[start DATA PROVIDED]
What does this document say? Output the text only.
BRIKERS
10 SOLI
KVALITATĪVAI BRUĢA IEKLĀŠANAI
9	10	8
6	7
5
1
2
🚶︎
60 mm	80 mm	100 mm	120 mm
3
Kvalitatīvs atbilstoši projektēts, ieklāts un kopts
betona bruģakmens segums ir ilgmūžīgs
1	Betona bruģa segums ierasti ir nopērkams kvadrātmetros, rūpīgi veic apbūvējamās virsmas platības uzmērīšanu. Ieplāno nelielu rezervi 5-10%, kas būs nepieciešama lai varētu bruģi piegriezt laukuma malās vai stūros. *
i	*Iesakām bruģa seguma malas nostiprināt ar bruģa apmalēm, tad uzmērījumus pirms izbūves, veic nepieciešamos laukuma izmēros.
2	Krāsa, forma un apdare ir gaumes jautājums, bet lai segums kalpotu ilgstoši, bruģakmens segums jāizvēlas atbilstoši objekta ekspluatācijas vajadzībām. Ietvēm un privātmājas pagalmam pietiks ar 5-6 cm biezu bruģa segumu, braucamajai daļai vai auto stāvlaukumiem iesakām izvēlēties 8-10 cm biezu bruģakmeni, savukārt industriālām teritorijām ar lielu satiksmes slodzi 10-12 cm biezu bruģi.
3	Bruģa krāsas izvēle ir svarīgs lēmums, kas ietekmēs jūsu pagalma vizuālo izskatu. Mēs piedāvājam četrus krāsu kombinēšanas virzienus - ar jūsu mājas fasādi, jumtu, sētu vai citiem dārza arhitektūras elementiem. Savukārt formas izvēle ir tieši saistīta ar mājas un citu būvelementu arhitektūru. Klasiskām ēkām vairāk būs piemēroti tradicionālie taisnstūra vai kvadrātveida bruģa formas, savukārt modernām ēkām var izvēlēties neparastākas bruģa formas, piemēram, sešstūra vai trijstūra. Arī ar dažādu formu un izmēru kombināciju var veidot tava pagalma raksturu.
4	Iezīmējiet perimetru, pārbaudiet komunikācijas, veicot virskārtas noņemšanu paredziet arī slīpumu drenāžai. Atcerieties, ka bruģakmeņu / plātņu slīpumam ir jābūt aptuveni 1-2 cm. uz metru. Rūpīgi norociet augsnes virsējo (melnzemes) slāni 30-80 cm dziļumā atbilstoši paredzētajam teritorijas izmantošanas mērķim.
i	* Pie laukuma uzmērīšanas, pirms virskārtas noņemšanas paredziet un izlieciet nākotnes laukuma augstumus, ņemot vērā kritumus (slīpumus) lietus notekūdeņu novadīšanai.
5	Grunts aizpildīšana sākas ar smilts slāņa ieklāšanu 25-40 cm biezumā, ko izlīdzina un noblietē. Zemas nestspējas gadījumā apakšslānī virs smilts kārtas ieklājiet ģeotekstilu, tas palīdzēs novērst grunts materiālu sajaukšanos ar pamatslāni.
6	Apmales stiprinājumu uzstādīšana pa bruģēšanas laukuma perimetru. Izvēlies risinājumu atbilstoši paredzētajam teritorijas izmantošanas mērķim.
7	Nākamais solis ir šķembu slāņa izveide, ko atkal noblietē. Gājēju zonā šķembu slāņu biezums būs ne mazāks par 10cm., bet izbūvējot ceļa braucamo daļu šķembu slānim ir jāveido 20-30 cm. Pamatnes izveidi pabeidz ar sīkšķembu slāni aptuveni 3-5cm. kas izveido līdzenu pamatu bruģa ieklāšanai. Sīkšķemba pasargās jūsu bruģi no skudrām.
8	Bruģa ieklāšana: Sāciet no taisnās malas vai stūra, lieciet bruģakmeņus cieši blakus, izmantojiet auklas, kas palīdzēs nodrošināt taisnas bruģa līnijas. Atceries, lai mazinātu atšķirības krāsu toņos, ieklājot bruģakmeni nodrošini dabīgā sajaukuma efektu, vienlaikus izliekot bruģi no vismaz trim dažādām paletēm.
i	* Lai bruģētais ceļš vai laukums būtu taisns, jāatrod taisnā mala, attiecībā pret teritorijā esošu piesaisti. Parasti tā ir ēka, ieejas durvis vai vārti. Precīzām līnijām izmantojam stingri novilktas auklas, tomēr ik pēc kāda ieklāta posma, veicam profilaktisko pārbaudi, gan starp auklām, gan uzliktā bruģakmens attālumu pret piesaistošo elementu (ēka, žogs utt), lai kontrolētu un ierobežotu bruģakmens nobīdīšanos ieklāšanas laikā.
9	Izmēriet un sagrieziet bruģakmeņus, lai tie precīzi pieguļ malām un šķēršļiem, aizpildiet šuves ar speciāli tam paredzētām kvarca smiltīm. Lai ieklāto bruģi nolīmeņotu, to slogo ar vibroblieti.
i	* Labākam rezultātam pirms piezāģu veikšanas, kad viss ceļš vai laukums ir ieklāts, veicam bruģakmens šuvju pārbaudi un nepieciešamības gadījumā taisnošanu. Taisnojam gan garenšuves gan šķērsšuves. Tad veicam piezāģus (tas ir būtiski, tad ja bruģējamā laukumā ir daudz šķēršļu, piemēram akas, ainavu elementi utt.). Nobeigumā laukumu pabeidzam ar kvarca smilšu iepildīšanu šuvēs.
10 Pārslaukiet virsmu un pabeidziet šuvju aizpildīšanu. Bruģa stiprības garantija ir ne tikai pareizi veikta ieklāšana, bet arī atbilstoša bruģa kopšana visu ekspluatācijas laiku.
[end DATA PROVIDED]
→ **EXERCISE INSTRUCTIONS**: Look through the records and gather each line with the word "piemēram".

→ **ANSWER FOR THE TASK**:
3	Bruģa krāsas izvēle ir svarīgs lēmums, kas ietekmēs jūsu pagalma vizuālo izskatu. Mēs piedāvājam četrus krāsu kombinēšanas virzienus - ar jūsu mājas fasādi, jumtu, sētu vai citiem dārza arhitektūras elementiem. Savukārt formas izvēle ir tieši saistīta ar mājas un citu būvelementu arhitektūru. Klasiskām ēkām vairāk būs piemēroti tradicionālie taisnstūra vai kvadrātveida bruģa formas, savukārt modernām ēkām var izvēlēties neparastākas bruģa formas, piemēram, sešstūra vai trijstūra. Arī ar dažādu formu un izmēru kombināciju var veidot tava pagalma raksturu.
i	* Labākam rezultātam pirms piezāģu veikšanas, kad viss ceļš vai laukums ir ieklāts, veicam bruģakmens šuvju pārbaudi un nepieciešamības gadījumā taisnošanu. Taisnojam gan garenšuves gan šķērsšuves. Tad veicam piezāģus (tas ir būtiski, tad ja bruģējamā laukumā ir daudz šķēršļu, piemēram akas, ainavu elementi utt.). Nobeigumā laukumu pabeidzam ar kvarca smilšu iepildīšanu šuvēs.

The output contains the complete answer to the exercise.